=== RECORD LIST ===
══════
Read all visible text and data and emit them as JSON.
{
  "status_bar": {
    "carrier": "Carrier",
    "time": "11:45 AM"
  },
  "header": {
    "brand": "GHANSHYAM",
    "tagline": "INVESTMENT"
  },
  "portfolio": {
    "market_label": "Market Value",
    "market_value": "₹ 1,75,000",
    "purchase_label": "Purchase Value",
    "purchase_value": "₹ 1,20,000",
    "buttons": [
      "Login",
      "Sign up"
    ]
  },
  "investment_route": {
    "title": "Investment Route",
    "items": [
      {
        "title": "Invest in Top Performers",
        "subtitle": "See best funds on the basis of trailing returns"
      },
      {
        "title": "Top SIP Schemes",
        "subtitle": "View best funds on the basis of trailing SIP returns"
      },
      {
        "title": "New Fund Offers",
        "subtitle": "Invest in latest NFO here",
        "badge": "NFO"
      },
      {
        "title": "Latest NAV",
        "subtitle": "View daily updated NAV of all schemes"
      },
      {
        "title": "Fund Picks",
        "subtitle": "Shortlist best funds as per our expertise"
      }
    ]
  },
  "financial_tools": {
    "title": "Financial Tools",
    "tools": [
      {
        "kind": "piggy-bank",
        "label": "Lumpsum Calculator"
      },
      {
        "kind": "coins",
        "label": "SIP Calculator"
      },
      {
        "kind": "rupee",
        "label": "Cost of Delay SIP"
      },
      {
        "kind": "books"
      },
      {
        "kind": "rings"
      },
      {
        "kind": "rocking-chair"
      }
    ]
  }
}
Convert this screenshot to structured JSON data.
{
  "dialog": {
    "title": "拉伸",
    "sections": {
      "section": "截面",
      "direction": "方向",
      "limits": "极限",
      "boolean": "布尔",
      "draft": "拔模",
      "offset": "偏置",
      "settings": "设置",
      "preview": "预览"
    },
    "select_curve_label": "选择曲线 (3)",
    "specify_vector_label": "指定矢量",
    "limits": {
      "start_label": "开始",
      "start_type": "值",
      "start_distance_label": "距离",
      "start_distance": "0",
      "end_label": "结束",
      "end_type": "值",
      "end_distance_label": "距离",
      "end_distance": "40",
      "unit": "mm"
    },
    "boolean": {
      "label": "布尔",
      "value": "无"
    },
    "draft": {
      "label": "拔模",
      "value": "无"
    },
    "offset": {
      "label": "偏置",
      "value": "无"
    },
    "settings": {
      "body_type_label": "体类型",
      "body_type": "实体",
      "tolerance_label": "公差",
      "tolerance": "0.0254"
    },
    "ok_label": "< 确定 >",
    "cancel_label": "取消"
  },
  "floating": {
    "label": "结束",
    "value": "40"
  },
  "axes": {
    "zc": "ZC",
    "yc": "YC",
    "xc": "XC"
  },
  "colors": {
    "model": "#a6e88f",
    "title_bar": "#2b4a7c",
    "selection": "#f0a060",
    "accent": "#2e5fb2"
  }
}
══════
=== TASK INSTRUCTIONS ===
Go over the records above and tally each line that includes "Calculator". Give the total by itself.

=== RESULT OF THIS TASK ===
2